## WHAT IS NEEDED
Output all of the entries exactly as written.

## GIVEN DATA
## Start

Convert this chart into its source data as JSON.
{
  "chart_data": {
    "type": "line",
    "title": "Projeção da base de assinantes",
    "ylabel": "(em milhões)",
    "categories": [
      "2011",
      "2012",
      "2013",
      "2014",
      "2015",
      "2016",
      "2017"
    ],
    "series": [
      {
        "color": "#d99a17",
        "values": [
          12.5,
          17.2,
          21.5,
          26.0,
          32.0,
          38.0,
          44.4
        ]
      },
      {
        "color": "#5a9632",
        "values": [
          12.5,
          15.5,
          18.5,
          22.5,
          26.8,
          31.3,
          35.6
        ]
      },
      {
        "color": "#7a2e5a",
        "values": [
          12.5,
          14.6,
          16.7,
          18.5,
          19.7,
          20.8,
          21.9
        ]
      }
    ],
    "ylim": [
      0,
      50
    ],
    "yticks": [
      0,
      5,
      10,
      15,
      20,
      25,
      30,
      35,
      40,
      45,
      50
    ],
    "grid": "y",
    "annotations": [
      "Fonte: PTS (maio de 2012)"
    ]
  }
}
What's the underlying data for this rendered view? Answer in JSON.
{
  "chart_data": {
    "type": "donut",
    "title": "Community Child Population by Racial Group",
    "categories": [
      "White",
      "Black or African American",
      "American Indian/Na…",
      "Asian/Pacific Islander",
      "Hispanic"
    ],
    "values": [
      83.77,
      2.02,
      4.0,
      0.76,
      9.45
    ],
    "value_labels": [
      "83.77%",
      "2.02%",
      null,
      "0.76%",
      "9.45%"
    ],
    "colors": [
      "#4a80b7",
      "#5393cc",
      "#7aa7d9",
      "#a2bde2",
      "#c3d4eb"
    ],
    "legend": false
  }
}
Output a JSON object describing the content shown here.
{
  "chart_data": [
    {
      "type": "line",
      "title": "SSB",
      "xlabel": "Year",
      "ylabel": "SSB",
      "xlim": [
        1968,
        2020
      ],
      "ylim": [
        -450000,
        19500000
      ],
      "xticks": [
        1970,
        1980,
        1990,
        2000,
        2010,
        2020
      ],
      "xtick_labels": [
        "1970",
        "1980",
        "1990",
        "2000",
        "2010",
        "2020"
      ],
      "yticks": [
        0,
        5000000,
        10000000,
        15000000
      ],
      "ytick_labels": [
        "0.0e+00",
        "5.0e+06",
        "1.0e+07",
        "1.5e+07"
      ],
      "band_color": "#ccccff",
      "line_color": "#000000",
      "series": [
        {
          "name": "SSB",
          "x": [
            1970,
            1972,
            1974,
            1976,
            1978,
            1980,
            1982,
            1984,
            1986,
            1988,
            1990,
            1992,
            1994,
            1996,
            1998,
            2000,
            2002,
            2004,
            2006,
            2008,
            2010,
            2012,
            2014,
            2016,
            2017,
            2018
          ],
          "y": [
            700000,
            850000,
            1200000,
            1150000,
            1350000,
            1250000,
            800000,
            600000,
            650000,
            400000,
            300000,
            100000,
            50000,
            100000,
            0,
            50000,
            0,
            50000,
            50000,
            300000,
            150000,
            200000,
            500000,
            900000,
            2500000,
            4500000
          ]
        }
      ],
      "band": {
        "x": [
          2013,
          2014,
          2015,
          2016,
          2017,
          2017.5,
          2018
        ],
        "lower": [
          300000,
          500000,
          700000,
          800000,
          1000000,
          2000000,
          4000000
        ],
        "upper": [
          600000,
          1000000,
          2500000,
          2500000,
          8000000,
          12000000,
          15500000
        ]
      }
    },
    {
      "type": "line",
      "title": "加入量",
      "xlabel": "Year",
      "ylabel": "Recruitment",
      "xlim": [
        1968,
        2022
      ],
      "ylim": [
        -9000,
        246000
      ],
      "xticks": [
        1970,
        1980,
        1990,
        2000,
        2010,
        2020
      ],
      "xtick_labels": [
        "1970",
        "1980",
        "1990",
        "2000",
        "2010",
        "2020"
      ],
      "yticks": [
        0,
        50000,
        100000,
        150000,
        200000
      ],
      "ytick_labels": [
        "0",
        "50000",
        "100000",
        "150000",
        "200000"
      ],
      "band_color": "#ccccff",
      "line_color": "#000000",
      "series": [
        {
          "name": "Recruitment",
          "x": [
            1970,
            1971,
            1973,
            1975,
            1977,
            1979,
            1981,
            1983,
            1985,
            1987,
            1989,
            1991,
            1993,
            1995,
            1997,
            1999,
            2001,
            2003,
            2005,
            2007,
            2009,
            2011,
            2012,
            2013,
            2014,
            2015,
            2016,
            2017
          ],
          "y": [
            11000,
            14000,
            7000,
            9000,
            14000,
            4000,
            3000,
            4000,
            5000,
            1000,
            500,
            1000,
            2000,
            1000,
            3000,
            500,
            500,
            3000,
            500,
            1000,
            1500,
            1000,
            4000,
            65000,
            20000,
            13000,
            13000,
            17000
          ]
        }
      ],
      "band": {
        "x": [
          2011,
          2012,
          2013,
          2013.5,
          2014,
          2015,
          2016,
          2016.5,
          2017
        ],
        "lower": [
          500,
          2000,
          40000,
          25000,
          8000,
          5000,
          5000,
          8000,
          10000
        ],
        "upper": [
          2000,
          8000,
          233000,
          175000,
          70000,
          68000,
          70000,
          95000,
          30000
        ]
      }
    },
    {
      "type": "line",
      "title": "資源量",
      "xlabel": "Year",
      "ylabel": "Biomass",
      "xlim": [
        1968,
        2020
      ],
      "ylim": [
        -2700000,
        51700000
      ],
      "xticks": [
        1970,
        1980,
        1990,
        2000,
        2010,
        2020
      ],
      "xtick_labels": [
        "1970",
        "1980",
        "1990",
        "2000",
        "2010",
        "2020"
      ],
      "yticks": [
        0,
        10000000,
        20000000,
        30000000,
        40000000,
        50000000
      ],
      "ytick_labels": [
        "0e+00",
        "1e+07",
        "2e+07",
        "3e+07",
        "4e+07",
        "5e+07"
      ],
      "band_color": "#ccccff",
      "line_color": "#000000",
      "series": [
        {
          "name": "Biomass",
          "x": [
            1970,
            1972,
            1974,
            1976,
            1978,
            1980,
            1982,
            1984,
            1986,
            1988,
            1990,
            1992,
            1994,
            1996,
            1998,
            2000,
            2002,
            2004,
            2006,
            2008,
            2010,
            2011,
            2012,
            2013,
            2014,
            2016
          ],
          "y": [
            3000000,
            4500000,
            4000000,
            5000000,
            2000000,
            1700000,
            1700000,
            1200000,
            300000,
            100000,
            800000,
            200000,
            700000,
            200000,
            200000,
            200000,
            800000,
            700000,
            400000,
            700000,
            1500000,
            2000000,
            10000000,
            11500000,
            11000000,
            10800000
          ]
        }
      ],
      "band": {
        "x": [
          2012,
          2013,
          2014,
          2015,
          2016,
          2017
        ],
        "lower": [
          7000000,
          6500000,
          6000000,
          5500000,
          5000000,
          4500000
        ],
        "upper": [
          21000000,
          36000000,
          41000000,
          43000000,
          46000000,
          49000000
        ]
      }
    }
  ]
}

## End

## CORRECT OUTPUT
Convert this chart into its source data as JSON.
{
  "chart_data": {
    "type": "line",
    "title": "Projeção da base de assinantes",
    "ylabel": "(em milhões)",
    "categories": [
      "2011",
      "2012",
      "2013",
      "2014",
      "2015",
      "2016",
      "2017"
    ],
    "series": [
      {
        "color": "#d99a17",
        "values": [
          12.5,
          17.2,
          21.5,
          26.0,
          32.0,
          38.0,
          44.4
        ]
      },
      {
        "color": "#5a9632",
        "values": [
          12.5,
          15.5,
          18.5,
          22.5,
          26.8,
          31.3,
          35.6
        ]
      },
      {
        "color": "#7a2e5a",
        "values": [
          12.5,
          14.6,
          16.7,
          18.5,
          19.7,
          20.8,
          21.9
        ]
      }
    ],
    "ylim": [
      0,
      50
    ],
    "yticks": [
      0,
      5,
      10,
      15,
      20,
      25,
      30,
      35,
      40,
      45,
      50
    ],
    "grid": "y",
    "annotations": [
      "Fonte: PTS (maio de 2012)"
    ]
  }
}
What's the underlying data for this rendered view? Answer in JSON.
{
  "chart_data": {
    "type": "donut",
    "title": "Community Child Population by Racial Group",
    "categories": [
      "White",
      "Black or African American",
      "American Indian/Na…",
      "Asian/Pacific Islander",
      "Hispanic"
    ],
    "values": [
      83.77,
      2.02,
      4.0,
      0.76,
      9.45
    ],
    "value_labels": [
      "83.77%",
      "2.02%",
      null,
      "0.76%",
      "9.45%"
    ],
    "colors": [
      "#4a80b7",
      "#5393cc",
      "#7aa7d9",
      "#a2bde2",
      "#c3d4eb"
    ],
    "legend": false
  }
}
Output a JSON object describing the content shown here.
{
  "chart_data": [
    {
      "type": "line",
      "title": "SSB",
      "xlabel": "Year",
      "ylabel": "SSB",
      "xlim": [
        1968,
        2020
      ],
      "ylim": [
        -450000,
        19500000
      ],
      "xticks": [
        1970,
        1980,
        1990,
        2000,
        2010,
        2020
      ],
      "xtick_labels": [
        "1970",
        "1980",
        "1990",
        "2000",
        "2010",
        "2020"
      ],
      "yticks": [
        0,
        5000000,
        10000000,
        15000000
      ],
      "ytick_labels": [
        "0.0e+00",
        "5.0e+06",
        "1.0e+07",
        "1.5e+07"
      ],
      "band_color": "#ccccff",
      "line_color": "#000000",
      "series": [
        {
          "name": "SSB",
          "x": [
            1970,
            1972,
            1974,
            1976,
            1978,
            1980,
            1982,
            1984,
            1986,
            1988,
            1990,
            1992,
            1994,
            1996,
            1998,
            2000,
            2002,
            2004,
            2006,
            2008,
            2010,
            2012,
            2014,
            2016,
            2017,
            2018
          ],
          "y": [
            700000,
            850000,
            1200000,
            1150000,
            1350000,
            1250000,
            800000,
            600000,
            650000,
            400000,
            300000,
            100000,
            50000,
            100000,
            0,
            50000,
            0,
            50000,
            50000,
            300000,
            150000,
            200000,
            500000,
            900000,
            2500000,
            4500000
          ]
        }
      ],
      "band": {
        "x": [
          2013,
          2014,
          2015,
          2016,
          2017,
          2017.5,
          2018
        ],
        "lower": [
          300000,
          500000,
          700000,
          800000,
          1000000,
          2000000,
          4000000
        ],
        "upper": [
          600000,
          1000000,
          2500000,
          2500000,
          8000000,
          12000000,
          15500000
        ]
      }
    },
    {
      "type": "line",
      "title": "加入量",
      "xlabel": "Year",
      "ylabel": "Recruitment",
      "xlim": [
        1968,
        2022
      ],
      "ylim": [
        -9000,
        246000
      ],
      "xticks": [
        1970,
        1980,
        1990,
        2000,
        2010,
        2020
      ],
      "xtick_labels": [
        "1970",
        "1980",
        "1990",
        "2000",
        "2010",
        "2020"
      ],
      "yticks": [
        0,
        50000,
        100000,
        150000,
        200000
      ],
      "ytick_labels": [
        "0",
        "50000",
        "100000",
        "150000",
        "200000"
      ],
      "band_color": "#ccccff",
      "line_color": "#000000",
      "series": [
        {
          "name": "Recruitment",
          "x": [
            1970,
            1971,
            1973,
            1975,
            1977,
            1979,
            1981,
            1983,
            1985,
            1987,
            1989,
            1991,
            1993,
            1995,
            1997,
            1999,
            2001,
            2003,
            2005,
            2007,
            2009,
            2011,
            2012,
            2013,
            2014,
            2015,
            2016,
            2017
          ],
          "y": [
            11000,
            14000,
            7000,
            9000,
            14000,
            4000,
            3000,
            4000,
            5000,
            1000,
            500,
            1000,
            2000,
            1000,
            3000,
            500,
            500,
            3000,
            500,
            1000,
            1500,
            1000,
            4000,
            65000,
            20000,
            13000,
            13000,
            17000
          ]
        }
      ],
      "band": {
        "x": [
          2011,
          2012,
          2013,
          2013.5,
          2014,
          2015,
          2016,
          2016.5,
          2017
        ],
        "lower": [
          500,
          2000,
          40000,
          25000,
          8000,
          5000,
          5000,
          8000,
          10000
        ],
        "upper": [
          2000,
          8000,
          233000,
          175000,
          70000,
          68000,
          70000,
          95000,
          30000
        ]
      }
    },
    {
      "type": "line",
      "title": "資源量",
      "xlabel": "Year",
      "ylabel": "Biomass",
      "xlim": [
        1968,
        2020
      ],
      "ylim": [
        -2700000,
        51700000
      ],
      "xticks": [
        1970,
        1980,
        1990,
        2000,
        2010,
        2020
      ],
      "xtick_labels": [
        "1970",
        "1980",
        "1990",
        "2000",
        "2010",
        "2020"
      ],
      "yticks": [
        0,
        10000000,
        20000000,
        30000000,
        40000000,
        50000000
      ],
      "ytick_labels": [
        "0e+00",
        "1e+07",
        "2e+07",
        "3e+07",
        "4e+07",
        "5e+07"
      ],
      "band_color": "#ccccff",
      "line_color": "#000000",
      "series": [
        {
          "name": "Biomass",
          "x": [
            1970,
            1972,
            1974,
            1976,
            1978,
            1980,
            1982,
            1984,
            1986,
            1988,
            1990,
            1992,
            1994,
            1996,
            1998,
            2000,
            2002,
            2004,
            2006,
            2008,
            2010,
            2011,
            2012,
            2013,
            2014,
            2016
          ],
          "y": [
            3000000,
            4500000,
            4000000,
            5000000,
            2000000,
            1700000,
            1700000,
            1200000,
            300000,
            100000,
            800000,
            200000,
            700000,
            200000,
            200000,
            200000,
            800000,
            700000,
            400000,
            700000,
            1500000,
            2000000,
            10000000,
            11500000,
            11000000,
            10800000
          ]
        }
      ],
      "band": {
        "x": [
          2012,
          2013,
          2014,
          2015,
          2016,
          2017
        ],
        "lower": [
          7000000,
          6500000,
          6000000,
          5500000,
          5000000,
          4500000
        ],
        "upper": [
          21000000,
          36000000,
          41000000,
          43000000,
          46000000,
          49000000
        ]
      }
    }
  ]
}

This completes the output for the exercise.